[STATED EXERCISE] Select and reproduce each line of the listing below that bears the string "temas".

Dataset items
•••••
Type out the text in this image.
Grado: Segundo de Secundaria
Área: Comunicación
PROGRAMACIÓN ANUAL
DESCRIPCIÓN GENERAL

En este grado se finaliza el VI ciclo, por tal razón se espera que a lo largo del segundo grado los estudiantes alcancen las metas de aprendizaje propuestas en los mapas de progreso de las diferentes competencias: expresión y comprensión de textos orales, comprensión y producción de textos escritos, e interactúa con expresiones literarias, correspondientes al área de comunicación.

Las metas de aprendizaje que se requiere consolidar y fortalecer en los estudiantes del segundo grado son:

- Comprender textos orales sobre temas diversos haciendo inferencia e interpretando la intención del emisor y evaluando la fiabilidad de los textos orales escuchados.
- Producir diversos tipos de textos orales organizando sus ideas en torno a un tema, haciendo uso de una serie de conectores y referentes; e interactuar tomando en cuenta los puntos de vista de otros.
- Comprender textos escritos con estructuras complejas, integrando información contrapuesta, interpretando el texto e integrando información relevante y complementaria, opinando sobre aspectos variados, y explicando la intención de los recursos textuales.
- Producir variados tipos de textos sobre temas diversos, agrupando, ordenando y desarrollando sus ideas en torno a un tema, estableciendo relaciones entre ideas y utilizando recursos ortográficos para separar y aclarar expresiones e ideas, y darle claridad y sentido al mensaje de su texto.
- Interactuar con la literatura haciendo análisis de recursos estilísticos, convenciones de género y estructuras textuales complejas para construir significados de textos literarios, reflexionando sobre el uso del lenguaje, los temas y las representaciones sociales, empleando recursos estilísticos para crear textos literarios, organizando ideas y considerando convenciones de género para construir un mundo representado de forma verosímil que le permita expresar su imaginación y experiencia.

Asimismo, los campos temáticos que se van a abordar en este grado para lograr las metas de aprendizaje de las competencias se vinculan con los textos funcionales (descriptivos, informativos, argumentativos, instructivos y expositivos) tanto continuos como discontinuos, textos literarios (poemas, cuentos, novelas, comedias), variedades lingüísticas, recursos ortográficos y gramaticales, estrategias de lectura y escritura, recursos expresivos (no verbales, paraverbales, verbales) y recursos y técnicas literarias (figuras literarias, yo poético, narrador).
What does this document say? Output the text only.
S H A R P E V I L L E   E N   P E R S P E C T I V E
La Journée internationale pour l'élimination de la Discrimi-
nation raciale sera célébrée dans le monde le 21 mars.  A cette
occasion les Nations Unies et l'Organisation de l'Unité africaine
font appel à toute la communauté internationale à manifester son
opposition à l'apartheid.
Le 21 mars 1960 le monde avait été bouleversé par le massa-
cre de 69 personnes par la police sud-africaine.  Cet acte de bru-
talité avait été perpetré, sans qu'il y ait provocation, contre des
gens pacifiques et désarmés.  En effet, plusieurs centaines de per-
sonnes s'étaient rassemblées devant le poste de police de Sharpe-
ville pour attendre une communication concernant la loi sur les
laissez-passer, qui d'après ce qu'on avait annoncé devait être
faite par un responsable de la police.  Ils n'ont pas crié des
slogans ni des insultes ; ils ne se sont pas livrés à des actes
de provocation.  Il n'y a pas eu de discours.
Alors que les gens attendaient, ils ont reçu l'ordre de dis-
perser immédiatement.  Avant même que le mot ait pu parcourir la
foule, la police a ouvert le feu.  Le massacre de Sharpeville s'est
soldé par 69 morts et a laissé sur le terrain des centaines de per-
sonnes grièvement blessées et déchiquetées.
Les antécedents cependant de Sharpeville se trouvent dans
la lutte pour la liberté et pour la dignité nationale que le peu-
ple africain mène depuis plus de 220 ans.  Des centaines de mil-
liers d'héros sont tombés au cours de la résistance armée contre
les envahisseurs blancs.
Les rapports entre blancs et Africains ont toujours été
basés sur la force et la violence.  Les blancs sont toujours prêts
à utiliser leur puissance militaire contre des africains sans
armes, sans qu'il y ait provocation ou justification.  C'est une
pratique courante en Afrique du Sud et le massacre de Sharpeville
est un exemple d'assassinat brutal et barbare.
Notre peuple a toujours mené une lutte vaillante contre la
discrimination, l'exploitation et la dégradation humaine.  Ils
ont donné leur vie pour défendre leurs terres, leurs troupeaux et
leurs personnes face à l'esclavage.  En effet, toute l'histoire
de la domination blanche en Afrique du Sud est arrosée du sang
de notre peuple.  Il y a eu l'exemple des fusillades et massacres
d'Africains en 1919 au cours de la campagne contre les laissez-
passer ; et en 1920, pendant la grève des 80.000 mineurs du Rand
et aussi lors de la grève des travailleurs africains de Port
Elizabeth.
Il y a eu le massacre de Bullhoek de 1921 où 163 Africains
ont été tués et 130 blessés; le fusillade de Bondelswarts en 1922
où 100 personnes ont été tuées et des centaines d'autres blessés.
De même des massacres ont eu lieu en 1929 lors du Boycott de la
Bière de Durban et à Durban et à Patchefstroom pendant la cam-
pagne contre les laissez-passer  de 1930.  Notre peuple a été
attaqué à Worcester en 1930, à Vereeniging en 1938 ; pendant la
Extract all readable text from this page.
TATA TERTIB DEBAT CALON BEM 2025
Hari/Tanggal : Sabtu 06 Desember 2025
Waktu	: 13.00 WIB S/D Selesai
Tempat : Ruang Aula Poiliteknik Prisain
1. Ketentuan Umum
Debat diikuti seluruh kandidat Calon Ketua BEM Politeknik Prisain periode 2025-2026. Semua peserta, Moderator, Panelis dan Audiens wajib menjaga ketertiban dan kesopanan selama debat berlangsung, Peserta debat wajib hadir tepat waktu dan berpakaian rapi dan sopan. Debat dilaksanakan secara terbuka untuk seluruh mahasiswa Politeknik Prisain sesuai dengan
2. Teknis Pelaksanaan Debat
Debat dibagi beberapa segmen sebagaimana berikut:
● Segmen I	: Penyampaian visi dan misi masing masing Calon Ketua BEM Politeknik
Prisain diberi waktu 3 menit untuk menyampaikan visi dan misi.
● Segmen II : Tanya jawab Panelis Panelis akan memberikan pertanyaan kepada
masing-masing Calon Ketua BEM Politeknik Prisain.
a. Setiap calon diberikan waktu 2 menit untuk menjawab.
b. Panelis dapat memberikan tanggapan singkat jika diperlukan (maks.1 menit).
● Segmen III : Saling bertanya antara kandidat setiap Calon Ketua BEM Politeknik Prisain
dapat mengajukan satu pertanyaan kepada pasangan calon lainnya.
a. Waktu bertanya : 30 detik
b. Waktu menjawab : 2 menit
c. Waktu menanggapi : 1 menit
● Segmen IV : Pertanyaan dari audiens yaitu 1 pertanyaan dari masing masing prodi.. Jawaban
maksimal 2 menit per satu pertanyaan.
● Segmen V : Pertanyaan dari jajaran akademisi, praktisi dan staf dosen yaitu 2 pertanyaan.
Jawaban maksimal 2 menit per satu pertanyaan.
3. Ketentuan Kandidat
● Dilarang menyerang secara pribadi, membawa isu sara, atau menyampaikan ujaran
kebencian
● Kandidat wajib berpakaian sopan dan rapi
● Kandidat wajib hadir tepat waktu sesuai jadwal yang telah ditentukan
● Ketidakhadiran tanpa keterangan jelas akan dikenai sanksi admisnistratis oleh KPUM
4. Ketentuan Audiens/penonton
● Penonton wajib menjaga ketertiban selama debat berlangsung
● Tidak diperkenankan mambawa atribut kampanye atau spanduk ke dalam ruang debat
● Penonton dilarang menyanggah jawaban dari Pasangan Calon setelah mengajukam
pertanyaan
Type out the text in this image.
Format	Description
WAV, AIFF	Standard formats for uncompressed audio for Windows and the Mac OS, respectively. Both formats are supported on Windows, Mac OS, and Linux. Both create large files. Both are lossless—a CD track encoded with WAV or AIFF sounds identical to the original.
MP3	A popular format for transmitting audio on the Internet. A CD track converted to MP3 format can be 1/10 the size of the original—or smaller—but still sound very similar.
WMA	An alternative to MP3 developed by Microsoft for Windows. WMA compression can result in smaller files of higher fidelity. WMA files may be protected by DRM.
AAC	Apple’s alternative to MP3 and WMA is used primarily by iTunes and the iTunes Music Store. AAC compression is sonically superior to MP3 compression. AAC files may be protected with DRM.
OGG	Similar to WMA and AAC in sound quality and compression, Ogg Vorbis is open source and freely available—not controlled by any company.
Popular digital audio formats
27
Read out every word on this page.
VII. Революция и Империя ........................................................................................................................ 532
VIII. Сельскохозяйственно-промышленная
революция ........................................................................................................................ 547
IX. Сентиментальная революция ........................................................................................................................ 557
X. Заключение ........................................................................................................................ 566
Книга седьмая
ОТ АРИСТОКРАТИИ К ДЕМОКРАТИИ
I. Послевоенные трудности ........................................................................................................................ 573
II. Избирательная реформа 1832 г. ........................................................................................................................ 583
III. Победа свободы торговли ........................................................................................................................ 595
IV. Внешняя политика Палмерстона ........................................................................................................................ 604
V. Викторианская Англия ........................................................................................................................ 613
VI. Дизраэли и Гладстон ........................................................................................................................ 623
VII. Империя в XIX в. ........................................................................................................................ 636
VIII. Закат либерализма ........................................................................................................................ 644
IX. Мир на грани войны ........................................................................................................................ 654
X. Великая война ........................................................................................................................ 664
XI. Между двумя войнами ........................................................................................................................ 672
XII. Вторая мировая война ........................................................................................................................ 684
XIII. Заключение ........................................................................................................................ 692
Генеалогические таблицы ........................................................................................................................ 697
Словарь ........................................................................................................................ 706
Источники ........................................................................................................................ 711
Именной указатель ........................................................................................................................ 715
•••••
[EXPECTED ANSWER]
- Comprender textos orales sobre temas diversos haciendo inferencia e interpretando la intención del emisor y evaluando la fiabilidad de los textos orales escuchados.
- Producir variados tipos de textos sobre temas diversos, agrupando, ordenando y desarrollando sus ideas en torno a un tema, estableciendo relaciones entre ideas y utilizando recursos ortográficos para separar y aclarar expresiones e ideas, y darle claridad y sentido al mensaje de su texto.
- Interactuar con la literatura haciendo análisis de recursos estilísticos, convenciones de género y estructuras textuales complejas para construir significados de textos literarios, reflexionando sobre el uso del lenguaje, los temas y las representaciones sociales, empleando recursos estilísticos para crear textos literarios, organizando ideas y considerando convenciones de género para construir un mundo representado de forma verosímil que le permita expresar su imaginación y experiencia.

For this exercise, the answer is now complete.